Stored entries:
• • •

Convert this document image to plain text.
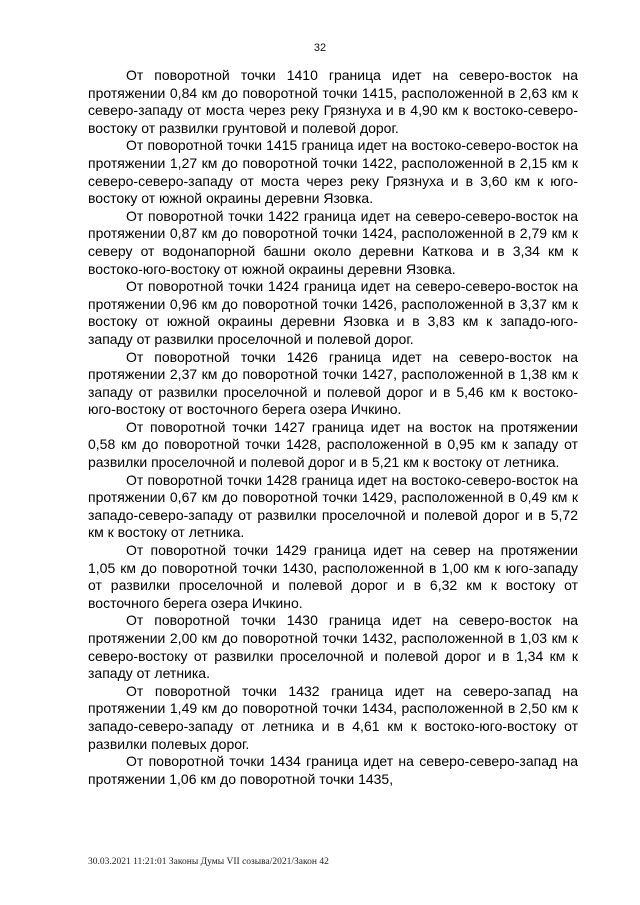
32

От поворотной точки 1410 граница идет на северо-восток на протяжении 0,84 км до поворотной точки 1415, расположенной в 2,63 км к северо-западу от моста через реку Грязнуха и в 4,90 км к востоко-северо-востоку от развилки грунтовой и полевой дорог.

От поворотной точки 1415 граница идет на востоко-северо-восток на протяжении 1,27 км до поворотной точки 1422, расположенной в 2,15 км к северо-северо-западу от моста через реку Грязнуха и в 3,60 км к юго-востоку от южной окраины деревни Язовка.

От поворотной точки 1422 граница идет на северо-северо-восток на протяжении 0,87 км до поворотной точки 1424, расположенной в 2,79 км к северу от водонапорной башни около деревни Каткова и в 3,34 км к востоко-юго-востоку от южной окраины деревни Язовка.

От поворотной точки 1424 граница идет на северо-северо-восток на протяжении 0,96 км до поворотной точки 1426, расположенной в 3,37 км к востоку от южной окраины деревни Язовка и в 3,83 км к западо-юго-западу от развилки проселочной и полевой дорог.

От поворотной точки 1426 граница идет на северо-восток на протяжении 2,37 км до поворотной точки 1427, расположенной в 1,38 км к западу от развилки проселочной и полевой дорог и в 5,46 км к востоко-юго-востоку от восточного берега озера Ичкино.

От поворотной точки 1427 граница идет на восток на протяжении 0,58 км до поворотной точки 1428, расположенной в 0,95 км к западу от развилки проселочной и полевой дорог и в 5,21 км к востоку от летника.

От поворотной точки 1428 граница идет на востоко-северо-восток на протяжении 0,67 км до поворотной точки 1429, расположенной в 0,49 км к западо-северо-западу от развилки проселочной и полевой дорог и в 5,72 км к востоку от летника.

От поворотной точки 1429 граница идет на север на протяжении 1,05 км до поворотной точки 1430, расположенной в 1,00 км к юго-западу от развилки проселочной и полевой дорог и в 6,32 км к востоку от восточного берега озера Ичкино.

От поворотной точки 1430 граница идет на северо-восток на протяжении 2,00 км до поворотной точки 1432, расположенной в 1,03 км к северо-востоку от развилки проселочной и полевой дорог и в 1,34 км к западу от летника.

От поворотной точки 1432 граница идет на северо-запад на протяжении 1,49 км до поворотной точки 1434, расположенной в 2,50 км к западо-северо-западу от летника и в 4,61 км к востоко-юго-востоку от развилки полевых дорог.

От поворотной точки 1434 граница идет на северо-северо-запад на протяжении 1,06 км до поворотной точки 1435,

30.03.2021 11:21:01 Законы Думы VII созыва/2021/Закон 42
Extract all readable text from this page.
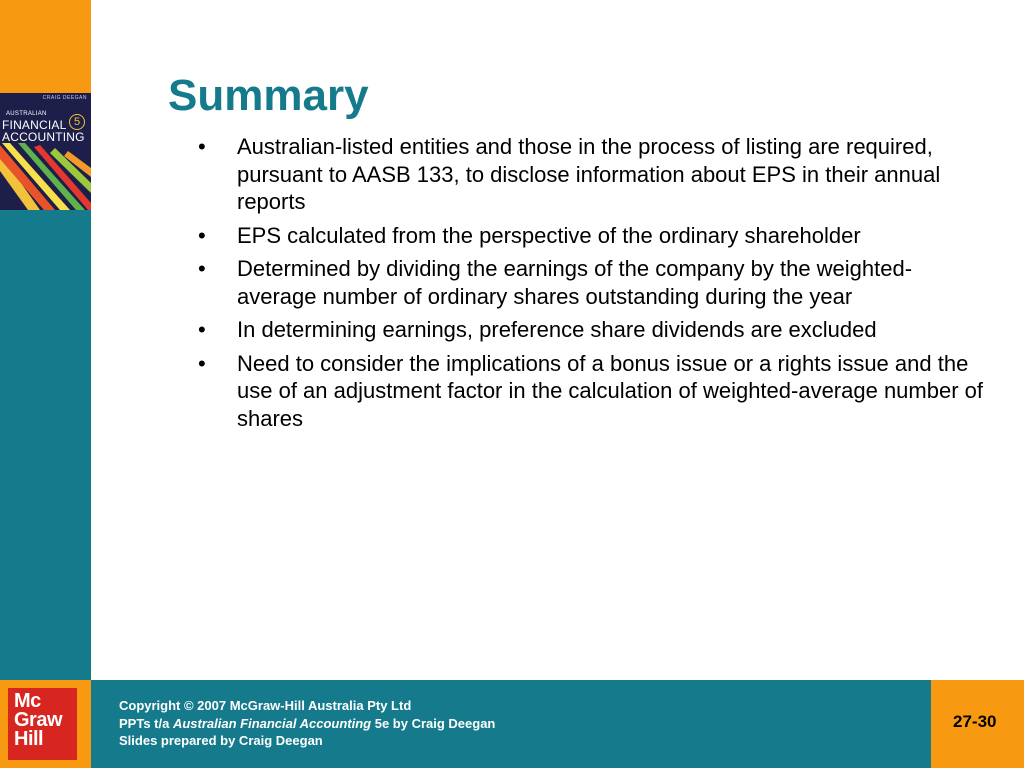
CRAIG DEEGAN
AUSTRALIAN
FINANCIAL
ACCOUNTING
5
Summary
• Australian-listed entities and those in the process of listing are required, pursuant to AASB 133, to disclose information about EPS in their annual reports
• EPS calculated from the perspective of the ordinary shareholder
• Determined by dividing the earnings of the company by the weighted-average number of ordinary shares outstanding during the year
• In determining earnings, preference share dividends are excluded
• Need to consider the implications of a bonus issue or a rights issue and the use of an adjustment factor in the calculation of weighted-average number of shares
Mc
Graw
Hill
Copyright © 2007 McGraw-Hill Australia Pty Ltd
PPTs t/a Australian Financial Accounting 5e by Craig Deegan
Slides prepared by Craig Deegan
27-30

• • •

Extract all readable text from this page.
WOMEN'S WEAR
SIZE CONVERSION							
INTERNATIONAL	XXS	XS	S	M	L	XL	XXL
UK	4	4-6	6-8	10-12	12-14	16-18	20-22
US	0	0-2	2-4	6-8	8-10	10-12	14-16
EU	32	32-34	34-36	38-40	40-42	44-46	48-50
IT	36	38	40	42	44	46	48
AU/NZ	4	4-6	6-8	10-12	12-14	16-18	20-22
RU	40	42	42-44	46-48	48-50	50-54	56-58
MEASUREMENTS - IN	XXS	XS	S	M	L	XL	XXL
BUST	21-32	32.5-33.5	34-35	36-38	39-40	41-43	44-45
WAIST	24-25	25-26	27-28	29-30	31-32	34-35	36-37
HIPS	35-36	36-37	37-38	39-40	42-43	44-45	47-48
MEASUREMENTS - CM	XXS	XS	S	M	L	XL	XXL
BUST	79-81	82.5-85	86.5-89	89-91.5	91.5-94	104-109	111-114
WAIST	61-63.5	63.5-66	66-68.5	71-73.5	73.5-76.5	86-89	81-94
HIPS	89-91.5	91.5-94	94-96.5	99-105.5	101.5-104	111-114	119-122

• • •

Given exercise
Report how many lines of the preceding records include "озера". Output the number only.

Exercise result
2